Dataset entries
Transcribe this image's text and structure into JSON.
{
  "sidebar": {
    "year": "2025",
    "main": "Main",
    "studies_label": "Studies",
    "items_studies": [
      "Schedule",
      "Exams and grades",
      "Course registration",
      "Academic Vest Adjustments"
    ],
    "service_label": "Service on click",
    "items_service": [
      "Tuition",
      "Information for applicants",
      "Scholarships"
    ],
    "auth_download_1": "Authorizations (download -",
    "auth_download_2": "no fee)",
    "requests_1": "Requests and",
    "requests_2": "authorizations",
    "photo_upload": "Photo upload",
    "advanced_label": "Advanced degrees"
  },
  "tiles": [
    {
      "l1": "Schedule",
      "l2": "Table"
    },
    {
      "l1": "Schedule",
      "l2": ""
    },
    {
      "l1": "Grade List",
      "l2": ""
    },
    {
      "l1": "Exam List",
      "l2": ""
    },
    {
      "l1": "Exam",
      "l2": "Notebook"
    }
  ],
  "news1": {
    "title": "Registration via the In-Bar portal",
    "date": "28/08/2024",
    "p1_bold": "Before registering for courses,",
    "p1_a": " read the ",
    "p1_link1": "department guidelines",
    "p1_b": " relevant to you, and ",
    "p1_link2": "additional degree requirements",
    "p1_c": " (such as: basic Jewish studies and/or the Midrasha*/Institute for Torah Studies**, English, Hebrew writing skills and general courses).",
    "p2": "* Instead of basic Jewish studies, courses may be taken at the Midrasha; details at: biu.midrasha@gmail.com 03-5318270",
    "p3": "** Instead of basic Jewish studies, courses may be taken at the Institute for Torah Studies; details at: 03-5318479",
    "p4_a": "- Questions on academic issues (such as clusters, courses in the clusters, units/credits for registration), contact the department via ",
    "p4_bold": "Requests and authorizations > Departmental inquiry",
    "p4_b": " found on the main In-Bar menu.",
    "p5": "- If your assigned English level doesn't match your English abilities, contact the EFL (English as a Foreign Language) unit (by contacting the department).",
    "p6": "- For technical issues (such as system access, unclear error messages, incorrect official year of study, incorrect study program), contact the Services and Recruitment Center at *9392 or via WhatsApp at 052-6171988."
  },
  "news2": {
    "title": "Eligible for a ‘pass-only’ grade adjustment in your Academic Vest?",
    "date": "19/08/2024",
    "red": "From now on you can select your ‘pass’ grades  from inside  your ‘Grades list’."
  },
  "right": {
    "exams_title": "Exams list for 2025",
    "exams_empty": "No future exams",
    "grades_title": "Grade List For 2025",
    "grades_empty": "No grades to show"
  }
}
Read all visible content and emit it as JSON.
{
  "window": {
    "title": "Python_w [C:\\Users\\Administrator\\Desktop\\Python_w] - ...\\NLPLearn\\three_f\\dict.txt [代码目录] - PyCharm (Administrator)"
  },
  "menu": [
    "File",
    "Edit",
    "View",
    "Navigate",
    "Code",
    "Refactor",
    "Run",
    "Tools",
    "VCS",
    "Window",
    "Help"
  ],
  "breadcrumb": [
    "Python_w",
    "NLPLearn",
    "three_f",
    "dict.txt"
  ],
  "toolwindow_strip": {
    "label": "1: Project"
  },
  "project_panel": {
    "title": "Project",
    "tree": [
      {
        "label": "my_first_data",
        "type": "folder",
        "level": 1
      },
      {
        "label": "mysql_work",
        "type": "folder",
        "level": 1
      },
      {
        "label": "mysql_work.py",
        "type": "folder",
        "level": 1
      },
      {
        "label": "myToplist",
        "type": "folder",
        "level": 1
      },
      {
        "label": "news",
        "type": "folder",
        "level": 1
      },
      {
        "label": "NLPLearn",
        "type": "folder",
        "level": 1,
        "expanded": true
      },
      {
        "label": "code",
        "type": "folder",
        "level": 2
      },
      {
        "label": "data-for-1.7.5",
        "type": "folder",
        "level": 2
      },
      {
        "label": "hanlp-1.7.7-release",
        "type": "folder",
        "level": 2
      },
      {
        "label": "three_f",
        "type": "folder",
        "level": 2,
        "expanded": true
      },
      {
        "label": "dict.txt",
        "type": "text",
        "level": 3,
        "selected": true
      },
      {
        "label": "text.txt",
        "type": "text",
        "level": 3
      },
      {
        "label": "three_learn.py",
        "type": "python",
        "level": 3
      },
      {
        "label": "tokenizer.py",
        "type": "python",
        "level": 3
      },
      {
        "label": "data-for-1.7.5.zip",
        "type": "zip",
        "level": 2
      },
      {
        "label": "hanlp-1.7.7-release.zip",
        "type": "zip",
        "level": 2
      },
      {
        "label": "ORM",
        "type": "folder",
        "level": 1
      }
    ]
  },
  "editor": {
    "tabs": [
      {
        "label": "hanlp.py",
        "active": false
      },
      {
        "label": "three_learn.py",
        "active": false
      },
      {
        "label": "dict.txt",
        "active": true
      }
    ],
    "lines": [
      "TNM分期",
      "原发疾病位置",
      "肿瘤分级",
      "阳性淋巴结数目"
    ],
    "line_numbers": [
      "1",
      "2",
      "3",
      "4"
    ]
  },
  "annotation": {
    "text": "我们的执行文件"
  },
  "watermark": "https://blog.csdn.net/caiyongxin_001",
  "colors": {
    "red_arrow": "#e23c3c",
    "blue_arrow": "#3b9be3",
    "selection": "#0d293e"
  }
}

- [WHAT TO WORK ON]: Of the lines above, how many hold the string "Midrasha"? Answer with only the number.

- [RESPONSE]: 2